Excerpts from a figure dataset
──────

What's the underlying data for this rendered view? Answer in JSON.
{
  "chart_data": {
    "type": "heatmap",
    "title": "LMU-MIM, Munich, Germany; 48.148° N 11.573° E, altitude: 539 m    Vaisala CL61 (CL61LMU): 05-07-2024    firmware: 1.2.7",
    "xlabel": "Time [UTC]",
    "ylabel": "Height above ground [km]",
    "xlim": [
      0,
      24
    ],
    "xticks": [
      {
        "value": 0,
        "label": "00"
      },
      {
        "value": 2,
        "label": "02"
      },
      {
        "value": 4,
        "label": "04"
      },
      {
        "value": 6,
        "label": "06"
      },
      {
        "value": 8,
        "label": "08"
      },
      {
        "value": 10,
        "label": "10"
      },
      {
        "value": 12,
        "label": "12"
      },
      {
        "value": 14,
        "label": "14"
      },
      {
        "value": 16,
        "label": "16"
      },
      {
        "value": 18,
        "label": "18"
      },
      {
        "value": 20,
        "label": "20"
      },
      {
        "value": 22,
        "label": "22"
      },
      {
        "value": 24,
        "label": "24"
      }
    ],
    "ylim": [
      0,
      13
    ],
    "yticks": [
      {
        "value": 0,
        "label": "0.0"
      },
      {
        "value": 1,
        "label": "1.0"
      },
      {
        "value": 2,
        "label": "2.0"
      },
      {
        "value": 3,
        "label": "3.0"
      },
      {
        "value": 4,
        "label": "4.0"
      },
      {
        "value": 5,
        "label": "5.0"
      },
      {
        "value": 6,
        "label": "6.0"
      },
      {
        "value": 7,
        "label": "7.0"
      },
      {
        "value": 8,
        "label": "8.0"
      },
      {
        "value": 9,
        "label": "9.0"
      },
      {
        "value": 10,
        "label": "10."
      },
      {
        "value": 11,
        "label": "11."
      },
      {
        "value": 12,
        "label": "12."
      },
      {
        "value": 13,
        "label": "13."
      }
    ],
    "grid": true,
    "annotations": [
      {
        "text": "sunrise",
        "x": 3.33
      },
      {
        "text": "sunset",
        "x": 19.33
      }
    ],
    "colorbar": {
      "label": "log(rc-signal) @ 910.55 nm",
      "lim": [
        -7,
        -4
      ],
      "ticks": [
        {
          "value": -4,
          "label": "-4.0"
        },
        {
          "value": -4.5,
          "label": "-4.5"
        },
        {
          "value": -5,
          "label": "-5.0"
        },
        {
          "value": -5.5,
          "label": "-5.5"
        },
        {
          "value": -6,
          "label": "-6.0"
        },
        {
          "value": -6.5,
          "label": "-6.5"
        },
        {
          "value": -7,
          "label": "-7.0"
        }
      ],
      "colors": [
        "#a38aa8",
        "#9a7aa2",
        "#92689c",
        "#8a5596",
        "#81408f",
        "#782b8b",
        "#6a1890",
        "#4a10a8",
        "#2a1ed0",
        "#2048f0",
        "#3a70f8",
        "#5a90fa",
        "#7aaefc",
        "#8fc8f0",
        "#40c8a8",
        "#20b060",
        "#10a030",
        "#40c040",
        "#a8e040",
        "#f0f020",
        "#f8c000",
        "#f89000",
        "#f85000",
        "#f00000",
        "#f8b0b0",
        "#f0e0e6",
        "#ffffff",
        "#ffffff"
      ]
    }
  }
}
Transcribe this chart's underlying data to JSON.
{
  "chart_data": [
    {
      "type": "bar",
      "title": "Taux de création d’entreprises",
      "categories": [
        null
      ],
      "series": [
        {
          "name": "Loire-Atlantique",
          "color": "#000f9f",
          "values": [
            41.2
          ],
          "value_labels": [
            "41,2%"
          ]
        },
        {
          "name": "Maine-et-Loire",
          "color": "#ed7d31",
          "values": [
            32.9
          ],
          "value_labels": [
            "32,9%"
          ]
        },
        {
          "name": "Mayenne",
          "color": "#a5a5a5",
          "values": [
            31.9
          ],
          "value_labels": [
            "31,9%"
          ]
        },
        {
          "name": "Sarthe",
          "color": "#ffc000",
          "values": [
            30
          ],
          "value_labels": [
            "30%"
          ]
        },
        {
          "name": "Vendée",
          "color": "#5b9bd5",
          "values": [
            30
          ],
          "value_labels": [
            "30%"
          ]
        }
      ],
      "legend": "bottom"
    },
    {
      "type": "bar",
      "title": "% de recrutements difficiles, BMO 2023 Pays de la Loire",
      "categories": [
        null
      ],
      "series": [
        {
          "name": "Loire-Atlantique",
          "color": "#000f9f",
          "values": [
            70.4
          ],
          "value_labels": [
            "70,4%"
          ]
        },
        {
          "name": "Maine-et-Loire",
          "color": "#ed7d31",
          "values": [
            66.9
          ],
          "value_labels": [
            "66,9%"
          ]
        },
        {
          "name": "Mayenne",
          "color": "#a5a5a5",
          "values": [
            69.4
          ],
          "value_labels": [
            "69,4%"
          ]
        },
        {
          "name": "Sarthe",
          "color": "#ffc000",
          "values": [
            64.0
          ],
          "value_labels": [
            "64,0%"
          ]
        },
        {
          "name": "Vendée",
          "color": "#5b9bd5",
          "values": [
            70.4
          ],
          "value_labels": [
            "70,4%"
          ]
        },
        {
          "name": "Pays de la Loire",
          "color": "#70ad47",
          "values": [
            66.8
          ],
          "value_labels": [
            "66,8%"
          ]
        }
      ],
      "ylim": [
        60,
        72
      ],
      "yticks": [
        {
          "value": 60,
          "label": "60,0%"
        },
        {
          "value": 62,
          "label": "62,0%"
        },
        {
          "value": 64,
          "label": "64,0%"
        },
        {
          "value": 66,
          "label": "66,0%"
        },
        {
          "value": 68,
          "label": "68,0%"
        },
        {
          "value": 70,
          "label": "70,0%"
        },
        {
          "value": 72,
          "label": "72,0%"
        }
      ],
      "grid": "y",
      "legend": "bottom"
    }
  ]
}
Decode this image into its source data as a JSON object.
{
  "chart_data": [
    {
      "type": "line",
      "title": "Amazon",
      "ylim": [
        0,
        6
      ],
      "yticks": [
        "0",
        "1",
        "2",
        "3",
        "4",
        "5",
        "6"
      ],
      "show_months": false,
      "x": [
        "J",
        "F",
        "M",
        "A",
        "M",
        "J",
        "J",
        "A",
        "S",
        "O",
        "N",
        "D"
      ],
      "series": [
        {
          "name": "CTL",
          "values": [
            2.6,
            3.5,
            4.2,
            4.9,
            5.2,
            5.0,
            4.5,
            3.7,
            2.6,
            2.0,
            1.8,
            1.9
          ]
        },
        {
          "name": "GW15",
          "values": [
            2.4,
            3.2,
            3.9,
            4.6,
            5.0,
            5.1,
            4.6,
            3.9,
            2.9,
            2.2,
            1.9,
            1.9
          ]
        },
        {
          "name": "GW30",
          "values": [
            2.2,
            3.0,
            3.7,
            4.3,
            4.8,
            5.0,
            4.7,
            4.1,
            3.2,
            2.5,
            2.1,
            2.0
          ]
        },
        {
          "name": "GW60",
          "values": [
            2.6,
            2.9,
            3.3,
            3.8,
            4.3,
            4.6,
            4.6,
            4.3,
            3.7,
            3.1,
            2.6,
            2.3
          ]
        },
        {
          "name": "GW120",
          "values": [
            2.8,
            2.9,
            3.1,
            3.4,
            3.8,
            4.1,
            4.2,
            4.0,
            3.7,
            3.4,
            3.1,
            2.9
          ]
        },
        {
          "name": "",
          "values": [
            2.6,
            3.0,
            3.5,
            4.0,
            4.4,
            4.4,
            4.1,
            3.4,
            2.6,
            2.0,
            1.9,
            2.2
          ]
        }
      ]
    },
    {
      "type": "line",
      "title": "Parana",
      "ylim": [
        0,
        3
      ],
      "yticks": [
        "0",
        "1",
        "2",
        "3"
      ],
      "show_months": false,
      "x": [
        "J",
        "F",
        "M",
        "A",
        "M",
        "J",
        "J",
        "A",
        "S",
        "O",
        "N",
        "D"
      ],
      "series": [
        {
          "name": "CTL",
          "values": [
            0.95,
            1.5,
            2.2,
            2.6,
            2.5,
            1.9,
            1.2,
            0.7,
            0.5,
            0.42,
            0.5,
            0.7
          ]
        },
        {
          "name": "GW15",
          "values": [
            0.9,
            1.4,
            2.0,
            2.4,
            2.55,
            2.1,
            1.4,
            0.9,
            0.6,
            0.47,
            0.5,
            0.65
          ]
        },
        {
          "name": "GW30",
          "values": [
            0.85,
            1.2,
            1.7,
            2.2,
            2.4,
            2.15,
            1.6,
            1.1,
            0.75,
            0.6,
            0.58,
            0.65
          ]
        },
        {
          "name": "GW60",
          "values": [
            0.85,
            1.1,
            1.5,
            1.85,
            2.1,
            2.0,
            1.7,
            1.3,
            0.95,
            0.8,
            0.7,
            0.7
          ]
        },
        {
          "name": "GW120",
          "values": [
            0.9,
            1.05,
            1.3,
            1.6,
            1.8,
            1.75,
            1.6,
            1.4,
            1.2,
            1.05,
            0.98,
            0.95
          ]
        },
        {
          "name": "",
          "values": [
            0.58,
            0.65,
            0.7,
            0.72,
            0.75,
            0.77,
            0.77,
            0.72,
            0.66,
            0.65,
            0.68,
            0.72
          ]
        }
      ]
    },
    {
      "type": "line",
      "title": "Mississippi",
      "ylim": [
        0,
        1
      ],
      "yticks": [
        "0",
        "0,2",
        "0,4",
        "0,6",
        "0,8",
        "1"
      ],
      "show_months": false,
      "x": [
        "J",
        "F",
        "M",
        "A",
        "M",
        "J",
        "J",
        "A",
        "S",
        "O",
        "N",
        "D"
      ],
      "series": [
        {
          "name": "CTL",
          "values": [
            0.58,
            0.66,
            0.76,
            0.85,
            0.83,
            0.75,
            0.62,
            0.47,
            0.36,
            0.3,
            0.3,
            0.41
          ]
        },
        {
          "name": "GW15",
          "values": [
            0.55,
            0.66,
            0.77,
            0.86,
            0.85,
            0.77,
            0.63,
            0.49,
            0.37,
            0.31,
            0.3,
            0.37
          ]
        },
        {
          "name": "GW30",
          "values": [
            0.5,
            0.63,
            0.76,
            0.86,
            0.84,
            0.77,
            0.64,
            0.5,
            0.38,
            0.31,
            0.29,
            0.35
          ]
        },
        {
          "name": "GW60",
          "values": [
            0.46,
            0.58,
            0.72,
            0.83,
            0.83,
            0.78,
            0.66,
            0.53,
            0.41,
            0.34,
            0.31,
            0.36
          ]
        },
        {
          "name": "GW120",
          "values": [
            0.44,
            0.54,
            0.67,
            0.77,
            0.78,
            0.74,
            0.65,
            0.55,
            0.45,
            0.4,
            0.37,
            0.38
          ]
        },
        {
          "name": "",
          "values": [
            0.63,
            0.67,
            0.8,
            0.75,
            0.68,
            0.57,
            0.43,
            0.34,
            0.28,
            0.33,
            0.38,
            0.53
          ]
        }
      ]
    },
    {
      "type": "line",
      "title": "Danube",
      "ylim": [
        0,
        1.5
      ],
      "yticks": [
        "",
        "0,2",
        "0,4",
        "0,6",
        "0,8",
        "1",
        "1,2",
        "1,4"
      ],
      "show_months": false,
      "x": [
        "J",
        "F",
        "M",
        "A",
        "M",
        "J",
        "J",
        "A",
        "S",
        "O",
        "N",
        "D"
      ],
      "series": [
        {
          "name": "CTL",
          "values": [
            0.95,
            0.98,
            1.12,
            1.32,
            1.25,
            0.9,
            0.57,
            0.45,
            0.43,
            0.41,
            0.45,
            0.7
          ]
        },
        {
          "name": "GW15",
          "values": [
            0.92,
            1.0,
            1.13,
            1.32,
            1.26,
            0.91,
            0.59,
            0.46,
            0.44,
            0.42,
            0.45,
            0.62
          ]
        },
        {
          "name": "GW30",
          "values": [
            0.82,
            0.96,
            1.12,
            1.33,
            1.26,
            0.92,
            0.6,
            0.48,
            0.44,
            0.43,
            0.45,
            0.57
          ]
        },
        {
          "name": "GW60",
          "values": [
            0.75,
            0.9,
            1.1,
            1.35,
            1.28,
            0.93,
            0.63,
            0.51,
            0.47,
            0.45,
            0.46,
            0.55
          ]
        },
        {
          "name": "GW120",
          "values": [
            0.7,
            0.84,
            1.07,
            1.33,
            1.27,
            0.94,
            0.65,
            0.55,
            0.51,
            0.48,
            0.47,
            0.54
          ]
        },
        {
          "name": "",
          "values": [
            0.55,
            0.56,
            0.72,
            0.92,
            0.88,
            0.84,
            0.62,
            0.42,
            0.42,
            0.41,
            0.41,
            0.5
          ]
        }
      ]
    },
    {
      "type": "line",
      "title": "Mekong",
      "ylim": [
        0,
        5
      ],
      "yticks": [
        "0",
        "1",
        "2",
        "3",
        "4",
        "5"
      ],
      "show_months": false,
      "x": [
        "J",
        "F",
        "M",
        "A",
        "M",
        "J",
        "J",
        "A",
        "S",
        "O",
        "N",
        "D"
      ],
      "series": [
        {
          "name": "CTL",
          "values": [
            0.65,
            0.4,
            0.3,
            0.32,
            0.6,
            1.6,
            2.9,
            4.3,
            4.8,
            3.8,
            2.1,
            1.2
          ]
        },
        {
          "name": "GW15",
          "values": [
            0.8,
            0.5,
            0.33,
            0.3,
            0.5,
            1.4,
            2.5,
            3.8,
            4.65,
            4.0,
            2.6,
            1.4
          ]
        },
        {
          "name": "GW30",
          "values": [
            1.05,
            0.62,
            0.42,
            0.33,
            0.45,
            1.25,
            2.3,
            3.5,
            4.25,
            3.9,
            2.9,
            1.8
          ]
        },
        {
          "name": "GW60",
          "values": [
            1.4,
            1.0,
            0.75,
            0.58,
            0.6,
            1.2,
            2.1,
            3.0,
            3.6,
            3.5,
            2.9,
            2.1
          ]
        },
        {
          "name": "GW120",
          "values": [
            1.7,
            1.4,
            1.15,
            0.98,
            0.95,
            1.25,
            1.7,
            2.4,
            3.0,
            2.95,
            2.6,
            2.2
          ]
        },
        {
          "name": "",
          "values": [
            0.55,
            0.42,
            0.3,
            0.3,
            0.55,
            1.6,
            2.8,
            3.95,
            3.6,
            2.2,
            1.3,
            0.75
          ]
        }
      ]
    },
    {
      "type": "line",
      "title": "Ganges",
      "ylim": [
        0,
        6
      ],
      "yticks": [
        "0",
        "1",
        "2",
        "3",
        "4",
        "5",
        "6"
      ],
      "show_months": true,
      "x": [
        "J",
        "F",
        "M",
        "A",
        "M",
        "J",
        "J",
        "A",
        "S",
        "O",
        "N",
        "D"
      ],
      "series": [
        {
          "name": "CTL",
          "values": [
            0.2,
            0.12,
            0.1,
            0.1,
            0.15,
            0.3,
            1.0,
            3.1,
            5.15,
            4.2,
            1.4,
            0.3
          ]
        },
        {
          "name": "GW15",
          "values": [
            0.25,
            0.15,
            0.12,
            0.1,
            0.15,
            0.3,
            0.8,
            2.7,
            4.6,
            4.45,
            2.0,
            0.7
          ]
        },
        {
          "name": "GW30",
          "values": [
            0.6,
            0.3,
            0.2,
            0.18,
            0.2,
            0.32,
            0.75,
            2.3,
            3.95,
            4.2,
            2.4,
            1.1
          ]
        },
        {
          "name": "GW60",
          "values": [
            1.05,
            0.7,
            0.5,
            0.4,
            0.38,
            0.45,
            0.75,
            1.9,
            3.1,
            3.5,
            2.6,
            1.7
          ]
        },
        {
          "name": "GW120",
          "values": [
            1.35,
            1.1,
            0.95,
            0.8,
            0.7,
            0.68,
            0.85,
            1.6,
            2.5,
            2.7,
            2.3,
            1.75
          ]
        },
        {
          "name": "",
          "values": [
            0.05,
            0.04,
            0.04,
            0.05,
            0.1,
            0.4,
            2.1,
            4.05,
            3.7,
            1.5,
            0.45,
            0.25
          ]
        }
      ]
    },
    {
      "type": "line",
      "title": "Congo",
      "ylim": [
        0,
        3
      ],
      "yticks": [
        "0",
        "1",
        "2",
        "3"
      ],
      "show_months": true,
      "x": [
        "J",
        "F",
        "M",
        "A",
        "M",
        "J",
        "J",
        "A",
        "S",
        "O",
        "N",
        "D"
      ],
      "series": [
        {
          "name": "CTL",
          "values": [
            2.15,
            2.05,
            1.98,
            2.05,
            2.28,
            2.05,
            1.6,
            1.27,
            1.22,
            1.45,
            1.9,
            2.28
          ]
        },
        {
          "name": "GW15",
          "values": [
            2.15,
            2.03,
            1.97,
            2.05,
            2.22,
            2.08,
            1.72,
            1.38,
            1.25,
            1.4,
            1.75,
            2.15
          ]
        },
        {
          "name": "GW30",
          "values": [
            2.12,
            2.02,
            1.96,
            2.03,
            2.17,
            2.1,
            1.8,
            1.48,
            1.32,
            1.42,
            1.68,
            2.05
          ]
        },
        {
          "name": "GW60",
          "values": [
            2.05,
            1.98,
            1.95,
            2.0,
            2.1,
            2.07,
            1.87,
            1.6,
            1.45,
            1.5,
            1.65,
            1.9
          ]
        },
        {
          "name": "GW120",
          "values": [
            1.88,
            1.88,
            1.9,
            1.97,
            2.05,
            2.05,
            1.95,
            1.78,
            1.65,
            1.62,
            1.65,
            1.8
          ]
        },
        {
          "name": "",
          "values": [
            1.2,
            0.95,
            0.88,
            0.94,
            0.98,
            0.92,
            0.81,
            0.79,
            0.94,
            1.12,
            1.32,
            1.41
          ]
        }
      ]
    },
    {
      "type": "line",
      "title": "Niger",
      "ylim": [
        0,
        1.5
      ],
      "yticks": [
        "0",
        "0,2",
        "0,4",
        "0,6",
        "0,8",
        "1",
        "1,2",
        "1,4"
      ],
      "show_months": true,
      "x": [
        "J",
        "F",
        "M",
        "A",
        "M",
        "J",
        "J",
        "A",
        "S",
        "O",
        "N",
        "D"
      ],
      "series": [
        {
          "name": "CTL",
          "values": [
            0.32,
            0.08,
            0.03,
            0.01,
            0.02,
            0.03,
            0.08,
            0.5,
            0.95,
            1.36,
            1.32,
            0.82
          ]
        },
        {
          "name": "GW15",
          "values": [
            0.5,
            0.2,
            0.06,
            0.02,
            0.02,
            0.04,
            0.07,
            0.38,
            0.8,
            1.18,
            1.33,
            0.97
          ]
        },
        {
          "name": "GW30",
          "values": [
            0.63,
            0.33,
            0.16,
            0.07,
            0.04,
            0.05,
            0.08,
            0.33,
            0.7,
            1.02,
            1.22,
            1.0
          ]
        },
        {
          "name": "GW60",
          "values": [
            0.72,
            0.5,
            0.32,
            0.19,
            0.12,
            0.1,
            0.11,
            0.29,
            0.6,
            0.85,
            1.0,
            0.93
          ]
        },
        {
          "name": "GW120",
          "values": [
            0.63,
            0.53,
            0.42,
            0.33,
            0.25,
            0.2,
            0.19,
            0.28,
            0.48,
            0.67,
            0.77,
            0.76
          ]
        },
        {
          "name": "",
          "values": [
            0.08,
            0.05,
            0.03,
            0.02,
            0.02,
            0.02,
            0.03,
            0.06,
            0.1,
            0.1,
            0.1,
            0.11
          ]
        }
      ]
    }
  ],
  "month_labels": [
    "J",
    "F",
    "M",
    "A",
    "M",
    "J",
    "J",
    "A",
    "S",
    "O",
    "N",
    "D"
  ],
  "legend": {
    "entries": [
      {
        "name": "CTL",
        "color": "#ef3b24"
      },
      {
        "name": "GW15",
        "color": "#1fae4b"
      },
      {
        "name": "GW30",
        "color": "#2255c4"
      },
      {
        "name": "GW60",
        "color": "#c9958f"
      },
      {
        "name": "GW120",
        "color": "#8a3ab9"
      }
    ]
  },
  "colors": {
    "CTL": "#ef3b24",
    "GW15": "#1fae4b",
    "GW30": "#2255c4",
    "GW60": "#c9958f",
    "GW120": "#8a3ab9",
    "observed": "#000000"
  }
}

──────

TASK BRIEF -> Note how many lines of the material contain the string "underlying". Then report that number by itself.

TASK ANSWER -> 2